- TASK BRIEF -
Copy the data below word for word, from the line containing "Segment this screenshot: for" through the line containing "sub-bullet — [91, 165, 97, 171]", with both of those lines included.
::: GIVEN RECORDS
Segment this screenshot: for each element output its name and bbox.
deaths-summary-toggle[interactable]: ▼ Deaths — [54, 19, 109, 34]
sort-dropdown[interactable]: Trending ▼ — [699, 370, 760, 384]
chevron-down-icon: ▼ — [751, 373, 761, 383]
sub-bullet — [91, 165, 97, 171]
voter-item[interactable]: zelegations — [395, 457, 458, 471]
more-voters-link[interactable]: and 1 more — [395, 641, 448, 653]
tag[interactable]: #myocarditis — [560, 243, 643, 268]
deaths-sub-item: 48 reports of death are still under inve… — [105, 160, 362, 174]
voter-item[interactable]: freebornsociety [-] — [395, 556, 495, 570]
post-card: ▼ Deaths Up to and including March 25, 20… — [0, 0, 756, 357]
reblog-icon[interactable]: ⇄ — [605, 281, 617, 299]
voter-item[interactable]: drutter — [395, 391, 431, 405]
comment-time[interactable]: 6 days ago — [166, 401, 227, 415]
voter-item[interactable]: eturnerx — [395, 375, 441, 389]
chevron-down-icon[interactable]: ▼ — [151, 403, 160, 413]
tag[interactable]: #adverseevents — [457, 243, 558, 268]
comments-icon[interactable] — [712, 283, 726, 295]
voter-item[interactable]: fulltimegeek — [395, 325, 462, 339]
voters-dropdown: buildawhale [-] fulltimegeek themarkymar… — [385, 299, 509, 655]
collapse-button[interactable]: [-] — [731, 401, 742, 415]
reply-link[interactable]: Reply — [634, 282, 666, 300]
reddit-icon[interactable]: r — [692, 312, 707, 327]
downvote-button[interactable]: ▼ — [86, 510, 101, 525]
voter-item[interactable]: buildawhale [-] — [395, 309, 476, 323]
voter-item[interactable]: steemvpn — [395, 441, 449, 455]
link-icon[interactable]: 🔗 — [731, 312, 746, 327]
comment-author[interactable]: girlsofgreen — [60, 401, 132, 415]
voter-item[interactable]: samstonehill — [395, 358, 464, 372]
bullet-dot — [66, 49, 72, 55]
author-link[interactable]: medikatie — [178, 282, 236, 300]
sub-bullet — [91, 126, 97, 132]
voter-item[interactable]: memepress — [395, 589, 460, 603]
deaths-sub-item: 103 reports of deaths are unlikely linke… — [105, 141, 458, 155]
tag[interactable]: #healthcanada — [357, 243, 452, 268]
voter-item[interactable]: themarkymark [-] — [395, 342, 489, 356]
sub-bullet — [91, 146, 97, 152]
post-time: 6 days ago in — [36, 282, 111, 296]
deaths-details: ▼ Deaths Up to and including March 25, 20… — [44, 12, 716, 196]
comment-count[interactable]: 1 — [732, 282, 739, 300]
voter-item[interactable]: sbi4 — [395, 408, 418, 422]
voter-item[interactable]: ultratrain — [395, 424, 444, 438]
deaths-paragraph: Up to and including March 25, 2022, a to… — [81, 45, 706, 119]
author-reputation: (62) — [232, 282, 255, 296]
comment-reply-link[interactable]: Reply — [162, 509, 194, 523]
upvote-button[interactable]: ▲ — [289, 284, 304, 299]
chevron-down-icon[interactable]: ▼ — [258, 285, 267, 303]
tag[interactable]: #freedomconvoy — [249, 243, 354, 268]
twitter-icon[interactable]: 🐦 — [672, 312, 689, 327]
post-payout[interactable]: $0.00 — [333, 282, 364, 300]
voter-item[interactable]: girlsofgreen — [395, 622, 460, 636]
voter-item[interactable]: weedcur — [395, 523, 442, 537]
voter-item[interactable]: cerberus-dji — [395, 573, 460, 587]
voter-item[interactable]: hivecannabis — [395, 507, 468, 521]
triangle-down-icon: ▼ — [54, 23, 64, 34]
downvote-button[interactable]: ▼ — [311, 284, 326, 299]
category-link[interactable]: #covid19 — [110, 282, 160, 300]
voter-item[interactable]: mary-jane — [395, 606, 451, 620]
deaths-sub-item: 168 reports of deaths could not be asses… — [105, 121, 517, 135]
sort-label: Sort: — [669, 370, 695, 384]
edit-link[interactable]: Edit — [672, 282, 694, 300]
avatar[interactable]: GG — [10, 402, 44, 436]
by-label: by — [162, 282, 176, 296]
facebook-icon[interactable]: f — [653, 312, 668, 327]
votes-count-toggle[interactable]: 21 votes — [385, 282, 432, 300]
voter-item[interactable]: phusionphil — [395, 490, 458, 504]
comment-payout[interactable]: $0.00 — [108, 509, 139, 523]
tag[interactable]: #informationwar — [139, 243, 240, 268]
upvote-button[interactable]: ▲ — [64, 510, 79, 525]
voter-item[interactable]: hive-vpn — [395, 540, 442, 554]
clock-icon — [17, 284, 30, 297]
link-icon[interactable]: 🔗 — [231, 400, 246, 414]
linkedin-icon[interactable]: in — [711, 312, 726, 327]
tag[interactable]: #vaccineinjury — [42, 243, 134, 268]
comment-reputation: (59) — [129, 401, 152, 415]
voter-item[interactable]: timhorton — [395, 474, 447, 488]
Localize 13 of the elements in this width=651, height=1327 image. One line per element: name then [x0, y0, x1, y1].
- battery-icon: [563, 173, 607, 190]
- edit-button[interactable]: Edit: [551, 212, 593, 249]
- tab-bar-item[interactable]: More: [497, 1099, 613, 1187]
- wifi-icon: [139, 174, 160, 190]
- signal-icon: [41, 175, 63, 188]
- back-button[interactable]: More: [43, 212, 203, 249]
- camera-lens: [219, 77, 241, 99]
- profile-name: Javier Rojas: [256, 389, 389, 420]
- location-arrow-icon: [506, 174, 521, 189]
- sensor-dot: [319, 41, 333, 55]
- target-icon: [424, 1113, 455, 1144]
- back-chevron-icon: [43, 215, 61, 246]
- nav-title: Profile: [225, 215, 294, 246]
::::::
::: GIVEN RECORDS
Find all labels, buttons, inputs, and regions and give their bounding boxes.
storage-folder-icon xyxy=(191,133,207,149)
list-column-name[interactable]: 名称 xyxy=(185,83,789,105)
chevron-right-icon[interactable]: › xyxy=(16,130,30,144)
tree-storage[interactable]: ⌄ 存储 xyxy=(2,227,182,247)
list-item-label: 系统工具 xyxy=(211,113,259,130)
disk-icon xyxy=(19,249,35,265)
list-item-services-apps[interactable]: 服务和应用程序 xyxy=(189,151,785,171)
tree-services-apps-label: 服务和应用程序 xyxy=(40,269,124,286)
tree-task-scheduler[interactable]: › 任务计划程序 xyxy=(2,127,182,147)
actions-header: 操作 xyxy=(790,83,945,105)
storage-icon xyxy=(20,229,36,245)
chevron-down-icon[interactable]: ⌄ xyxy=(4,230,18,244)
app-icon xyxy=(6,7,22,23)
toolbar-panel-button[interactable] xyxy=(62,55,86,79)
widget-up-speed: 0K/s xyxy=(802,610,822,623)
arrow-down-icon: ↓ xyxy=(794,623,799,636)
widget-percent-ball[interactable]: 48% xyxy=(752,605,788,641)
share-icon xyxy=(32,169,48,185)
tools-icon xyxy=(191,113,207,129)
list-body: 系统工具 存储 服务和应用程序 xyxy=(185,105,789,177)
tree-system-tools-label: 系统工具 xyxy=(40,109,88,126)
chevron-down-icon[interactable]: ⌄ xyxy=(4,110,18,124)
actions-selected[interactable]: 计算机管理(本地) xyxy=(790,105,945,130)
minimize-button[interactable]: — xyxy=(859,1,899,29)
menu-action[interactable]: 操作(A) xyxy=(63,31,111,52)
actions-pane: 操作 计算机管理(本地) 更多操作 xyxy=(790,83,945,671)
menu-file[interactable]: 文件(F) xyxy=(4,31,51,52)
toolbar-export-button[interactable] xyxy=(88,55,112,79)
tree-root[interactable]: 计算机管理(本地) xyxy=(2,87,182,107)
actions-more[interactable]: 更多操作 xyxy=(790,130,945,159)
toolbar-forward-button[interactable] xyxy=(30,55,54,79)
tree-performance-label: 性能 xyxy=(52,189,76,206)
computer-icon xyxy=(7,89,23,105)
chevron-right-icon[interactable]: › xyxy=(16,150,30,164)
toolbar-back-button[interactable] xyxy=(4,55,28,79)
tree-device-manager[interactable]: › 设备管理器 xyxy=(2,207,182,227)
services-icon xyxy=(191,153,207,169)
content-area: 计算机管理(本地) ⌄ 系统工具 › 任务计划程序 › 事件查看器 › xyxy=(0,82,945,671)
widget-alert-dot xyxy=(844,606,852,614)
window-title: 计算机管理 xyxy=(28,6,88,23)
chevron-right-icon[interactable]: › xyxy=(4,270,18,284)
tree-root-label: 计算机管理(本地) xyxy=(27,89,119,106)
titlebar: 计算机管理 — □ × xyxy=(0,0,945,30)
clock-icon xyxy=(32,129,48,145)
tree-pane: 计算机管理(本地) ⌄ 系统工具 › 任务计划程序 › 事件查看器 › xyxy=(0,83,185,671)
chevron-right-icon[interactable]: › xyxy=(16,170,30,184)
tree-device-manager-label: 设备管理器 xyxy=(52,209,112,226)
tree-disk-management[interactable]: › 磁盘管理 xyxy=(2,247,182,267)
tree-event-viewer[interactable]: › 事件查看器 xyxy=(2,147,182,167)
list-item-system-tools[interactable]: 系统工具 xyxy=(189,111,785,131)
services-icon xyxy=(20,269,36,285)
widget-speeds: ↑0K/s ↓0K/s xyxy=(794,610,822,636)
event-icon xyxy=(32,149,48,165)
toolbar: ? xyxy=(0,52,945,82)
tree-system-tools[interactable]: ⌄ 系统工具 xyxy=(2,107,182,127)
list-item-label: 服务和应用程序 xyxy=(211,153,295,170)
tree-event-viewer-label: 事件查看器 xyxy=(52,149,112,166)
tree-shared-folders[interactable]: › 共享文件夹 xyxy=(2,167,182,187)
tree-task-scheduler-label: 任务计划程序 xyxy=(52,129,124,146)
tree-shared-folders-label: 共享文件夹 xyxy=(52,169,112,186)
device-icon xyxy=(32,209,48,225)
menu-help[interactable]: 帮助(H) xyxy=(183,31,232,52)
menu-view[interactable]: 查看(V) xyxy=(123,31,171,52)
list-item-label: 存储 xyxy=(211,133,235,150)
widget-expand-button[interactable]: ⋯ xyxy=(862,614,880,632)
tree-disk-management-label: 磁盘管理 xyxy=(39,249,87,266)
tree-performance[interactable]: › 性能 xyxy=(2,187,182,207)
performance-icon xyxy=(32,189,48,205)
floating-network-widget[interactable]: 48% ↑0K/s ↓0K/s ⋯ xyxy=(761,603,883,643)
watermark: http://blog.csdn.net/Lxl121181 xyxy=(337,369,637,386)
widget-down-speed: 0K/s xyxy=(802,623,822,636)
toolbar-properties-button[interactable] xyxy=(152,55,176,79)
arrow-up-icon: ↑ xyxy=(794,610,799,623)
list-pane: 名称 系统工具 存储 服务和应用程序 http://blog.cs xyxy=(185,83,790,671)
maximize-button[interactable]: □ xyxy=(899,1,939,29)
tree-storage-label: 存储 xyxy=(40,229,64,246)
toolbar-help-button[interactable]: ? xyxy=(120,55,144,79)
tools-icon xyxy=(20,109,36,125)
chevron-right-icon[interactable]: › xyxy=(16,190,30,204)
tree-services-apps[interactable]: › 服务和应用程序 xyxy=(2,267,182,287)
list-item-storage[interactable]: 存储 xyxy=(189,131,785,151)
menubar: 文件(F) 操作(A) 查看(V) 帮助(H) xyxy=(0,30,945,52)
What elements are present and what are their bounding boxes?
::::::
::: GIVEN RECORDS
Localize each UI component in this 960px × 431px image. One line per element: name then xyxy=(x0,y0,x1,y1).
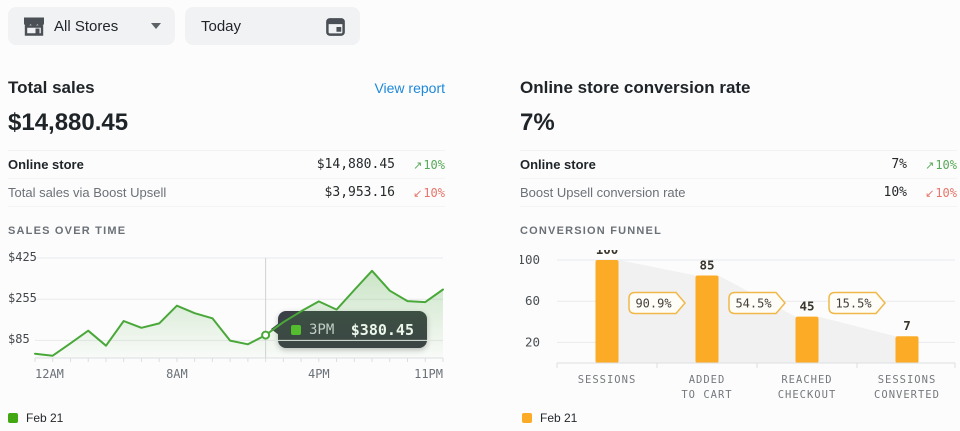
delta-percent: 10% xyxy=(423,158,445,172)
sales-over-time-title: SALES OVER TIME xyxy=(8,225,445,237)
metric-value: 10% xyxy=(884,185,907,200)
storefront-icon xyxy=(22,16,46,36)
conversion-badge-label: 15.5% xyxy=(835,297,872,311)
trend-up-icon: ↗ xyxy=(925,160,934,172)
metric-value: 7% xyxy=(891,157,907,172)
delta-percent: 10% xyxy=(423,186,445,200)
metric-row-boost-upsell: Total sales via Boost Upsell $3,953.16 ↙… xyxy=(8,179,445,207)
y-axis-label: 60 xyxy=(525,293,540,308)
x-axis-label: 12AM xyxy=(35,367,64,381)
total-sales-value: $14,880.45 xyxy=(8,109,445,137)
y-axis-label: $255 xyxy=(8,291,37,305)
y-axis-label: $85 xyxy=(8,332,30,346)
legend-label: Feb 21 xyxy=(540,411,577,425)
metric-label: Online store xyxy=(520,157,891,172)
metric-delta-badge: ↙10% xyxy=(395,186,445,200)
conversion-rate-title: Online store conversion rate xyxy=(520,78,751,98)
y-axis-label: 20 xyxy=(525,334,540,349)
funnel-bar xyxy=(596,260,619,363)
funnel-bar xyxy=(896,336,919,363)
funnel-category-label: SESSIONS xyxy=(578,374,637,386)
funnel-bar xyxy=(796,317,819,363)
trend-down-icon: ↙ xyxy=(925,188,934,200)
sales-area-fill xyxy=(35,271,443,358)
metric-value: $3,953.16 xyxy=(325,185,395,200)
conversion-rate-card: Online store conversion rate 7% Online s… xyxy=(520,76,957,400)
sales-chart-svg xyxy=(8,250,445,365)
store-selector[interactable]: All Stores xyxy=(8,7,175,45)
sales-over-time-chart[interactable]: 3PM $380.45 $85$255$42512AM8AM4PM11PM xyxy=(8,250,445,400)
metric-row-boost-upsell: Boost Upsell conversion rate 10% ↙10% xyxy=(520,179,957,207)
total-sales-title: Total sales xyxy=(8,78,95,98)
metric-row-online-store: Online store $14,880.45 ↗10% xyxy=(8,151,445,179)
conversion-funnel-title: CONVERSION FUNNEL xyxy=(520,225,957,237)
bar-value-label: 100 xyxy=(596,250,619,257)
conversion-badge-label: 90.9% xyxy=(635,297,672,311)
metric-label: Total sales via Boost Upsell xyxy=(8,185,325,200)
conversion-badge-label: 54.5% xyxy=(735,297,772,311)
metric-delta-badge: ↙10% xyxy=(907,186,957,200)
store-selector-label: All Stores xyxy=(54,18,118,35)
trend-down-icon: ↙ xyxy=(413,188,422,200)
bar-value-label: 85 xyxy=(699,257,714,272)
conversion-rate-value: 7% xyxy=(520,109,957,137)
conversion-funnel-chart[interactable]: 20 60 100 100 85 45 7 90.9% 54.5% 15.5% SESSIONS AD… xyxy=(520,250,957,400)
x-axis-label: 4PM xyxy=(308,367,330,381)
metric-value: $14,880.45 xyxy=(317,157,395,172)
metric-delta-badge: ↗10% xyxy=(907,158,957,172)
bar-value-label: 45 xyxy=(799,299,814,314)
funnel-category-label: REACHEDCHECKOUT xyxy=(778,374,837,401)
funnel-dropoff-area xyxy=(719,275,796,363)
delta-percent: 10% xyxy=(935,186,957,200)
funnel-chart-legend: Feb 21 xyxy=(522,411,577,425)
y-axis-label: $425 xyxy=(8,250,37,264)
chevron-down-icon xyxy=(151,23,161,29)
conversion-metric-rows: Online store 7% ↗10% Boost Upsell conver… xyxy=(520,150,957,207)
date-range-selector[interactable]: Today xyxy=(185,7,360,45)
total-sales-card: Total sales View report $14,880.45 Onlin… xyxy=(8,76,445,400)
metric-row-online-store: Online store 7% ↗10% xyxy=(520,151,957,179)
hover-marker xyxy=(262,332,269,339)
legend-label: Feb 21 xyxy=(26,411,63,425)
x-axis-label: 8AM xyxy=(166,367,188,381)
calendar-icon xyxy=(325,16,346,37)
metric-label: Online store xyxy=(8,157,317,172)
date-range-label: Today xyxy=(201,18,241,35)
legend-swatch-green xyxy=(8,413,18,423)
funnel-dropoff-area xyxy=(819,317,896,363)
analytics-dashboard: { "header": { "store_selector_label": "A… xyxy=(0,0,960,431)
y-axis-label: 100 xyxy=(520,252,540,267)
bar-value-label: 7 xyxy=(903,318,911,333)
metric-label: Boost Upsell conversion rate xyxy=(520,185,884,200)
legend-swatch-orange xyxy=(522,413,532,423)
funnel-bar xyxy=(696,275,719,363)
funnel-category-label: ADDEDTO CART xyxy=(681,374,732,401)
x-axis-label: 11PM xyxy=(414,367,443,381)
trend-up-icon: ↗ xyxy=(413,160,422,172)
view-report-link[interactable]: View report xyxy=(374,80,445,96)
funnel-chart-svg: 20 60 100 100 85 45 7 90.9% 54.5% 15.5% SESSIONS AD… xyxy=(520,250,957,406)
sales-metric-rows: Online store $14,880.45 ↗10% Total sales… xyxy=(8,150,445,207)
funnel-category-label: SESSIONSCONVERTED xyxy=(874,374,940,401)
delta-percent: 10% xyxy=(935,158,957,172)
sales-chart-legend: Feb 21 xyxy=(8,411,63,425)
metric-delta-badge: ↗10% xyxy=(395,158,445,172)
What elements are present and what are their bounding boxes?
::::::
- ANSWER TO THE TASK -
Segment this screenshot: for each element output its name and bbox.
deaths-summary-toggle[interactable]: ▼ Deaths — [54, 19, 109, 34]
sort-dropdown[interactable]: Trending ▼ — [699, 370, 760, 384]
chevron-down-icon: ▼ — [751, 373, 761, 383]
sub-bullet — [91, 165, 97, 171]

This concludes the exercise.